Extract every line from the records below that contains the word "局促一室之内".

• • • • • • •

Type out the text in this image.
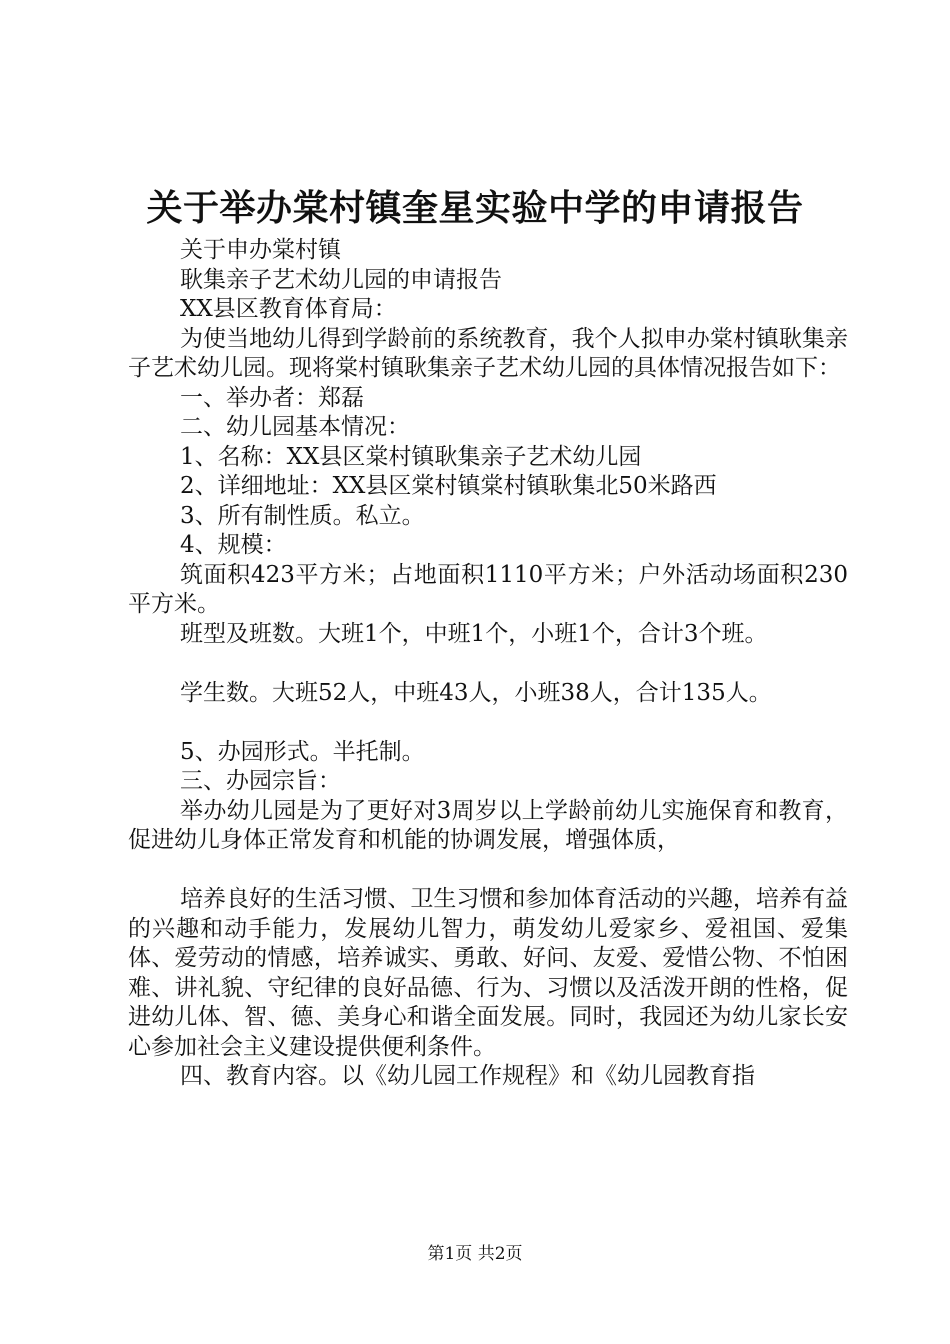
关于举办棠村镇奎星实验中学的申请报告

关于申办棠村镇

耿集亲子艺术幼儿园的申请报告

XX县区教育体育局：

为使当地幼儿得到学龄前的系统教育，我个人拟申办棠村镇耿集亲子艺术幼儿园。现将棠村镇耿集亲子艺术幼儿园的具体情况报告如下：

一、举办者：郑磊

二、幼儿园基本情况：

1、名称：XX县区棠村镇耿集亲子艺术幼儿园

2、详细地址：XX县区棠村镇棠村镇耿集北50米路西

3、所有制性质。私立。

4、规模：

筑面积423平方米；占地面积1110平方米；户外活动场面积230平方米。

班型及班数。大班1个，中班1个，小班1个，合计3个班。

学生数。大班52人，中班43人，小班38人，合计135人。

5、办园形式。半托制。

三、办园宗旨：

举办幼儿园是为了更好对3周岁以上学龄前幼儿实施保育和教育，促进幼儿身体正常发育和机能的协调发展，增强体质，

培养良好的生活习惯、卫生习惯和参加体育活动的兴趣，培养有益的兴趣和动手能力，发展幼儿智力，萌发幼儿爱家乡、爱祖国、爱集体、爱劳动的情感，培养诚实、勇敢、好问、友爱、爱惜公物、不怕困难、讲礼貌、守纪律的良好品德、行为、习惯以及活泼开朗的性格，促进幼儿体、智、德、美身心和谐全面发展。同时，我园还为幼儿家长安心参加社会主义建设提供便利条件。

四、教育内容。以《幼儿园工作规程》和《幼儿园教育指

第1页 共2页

• • • • • • •

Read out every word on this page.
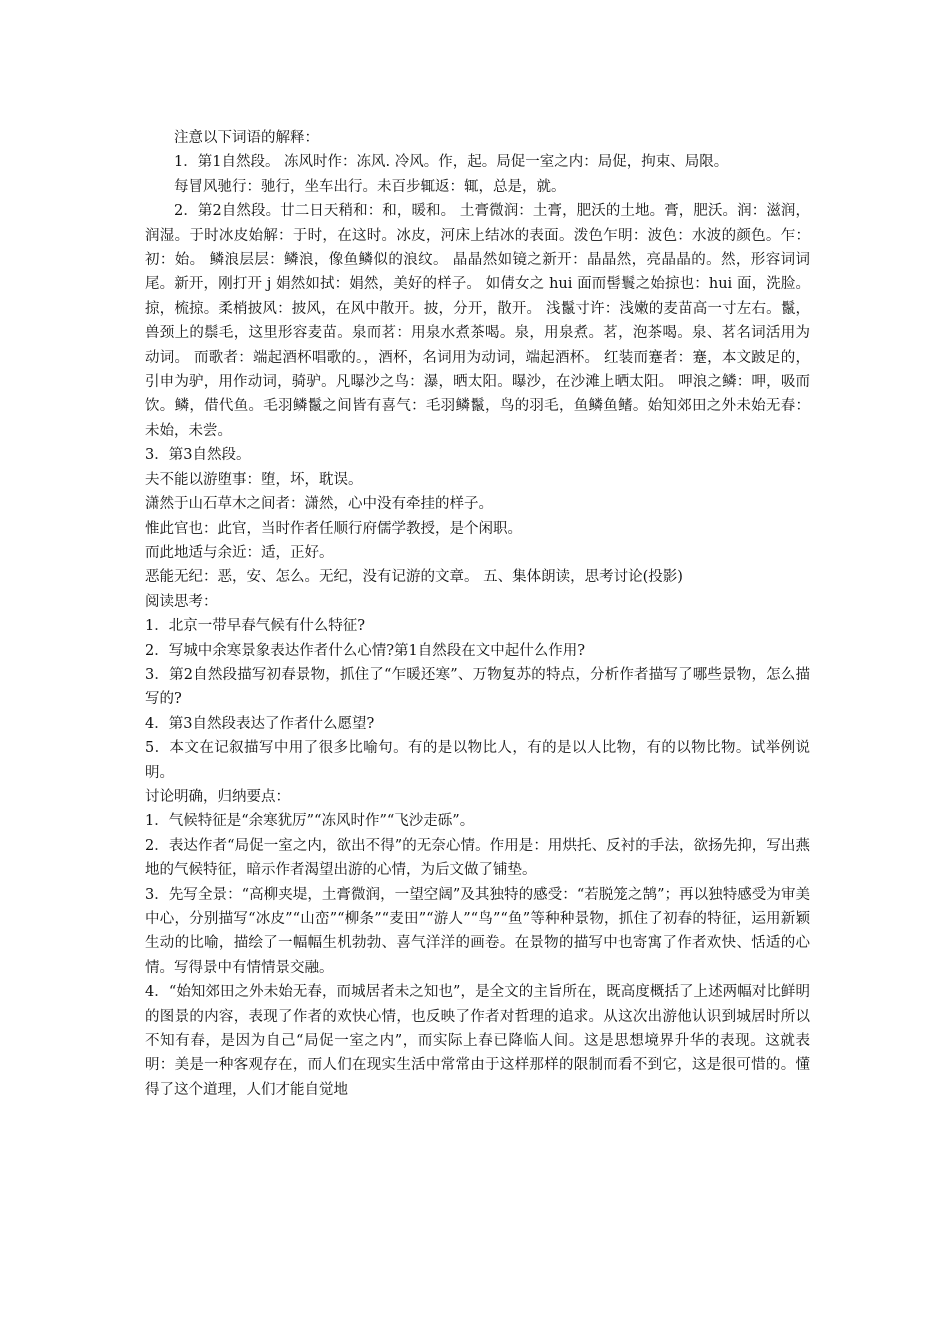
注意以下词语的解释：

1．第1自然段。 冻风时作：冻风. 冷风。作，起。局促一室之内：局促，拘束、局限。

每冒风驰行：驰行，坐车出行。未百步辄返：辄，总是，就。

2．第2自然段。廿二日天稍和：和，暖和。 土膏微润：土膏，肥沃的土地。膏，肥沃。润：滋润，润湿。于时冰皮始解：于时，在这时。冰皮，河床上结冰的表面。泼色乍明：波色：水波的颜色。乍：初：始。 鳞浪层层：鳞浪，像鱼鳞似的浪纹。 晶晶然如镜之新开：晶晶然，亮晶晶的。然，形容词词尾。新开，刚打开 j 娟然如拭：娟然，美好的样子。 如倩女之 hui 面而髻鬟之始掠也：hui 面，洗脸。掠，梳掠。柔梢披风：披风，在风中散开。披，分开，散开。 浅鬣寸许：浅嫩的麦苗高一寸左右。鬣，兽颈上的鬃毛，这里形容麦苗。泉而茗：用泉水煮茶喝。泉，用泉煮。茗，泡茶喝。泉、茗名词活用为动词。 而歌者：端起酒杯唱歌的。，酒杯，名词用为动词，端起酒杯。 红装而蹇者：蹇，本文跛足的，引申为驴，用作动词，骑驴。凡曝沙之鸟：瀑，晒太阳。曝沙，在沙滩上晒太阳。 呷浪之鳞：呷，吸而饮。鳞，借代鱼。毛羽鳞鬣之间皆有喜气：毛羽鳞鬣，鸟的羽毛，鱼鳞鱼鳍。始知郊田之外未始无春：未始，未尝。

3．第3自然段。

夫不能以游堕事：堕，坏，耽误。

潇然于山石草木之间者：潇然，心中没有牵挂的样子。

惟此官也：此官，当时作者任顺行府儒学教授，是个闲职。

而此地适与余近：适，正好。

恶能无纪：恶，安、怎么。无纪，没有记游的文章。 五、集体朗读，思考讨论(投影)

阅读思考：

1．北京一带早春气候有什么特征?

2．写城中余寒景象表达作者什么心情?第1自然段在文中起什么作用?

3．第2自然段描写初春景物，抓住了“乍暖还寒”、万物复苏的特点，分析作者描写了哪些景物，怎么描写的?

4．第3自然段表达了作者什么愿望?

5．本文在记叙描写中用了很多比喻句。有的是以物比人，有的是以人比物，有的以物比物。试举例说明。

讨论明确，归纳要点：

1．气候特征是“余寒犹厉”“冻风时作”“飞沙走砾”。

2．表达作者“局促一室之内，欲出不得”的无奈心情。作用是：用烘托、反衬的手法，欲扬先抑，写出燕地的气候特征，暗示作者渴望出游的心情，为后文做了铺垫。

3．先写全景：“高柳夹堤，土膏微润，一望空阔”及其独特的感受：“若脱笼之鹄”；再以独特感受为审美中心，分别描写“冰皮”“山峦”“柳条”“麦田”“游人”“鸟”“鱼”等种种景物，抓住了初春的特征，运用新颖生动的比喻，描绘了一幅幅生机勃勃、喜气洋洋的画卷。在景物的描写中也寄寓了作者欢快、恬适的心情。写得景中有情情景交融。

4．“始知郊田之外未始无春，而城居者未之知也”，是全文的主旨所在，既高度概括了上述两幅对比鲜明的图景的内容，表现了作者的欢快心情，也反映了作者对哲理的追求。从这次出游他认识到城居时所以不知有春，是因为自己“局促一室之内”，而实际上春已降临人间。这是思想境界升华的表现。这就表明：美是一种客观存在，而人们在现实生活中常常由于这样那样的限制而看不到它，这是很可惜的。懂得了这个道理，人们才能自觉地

• • • • • • •

**SOLUTION**.
1．第1自然段。 冻风时作：冻风. 冷风。作，起。局促一室之内：局促，拘束、局限。
2．表达作者“局促一室之内，欲出不得”的无奈心情。作用是：用烘托、反衬的手法，欲扬先抑，写出燕地的气候特征，暗示作者渴望出游的心情，为后文做了铺垫。
4．“始知郊田之外未始无春，而城居者未之知也”，是全文的主旨所在，既高度概括了上述两幅对比鲜明的图景的内容，表现了作者的欢快心情，也反映了作者对哲理的追求。从这次出游他认识到城居时所以不知有春，是因为自己“局促一室之内”，而实际上春已降临人间。这是思想境界升华的表现。这就表明：美是一种客观存在，而人们在现实生活中常常由于这样那样的限制而看不到它，这是很可惜的。懂得了这个道理，人们才能自觉地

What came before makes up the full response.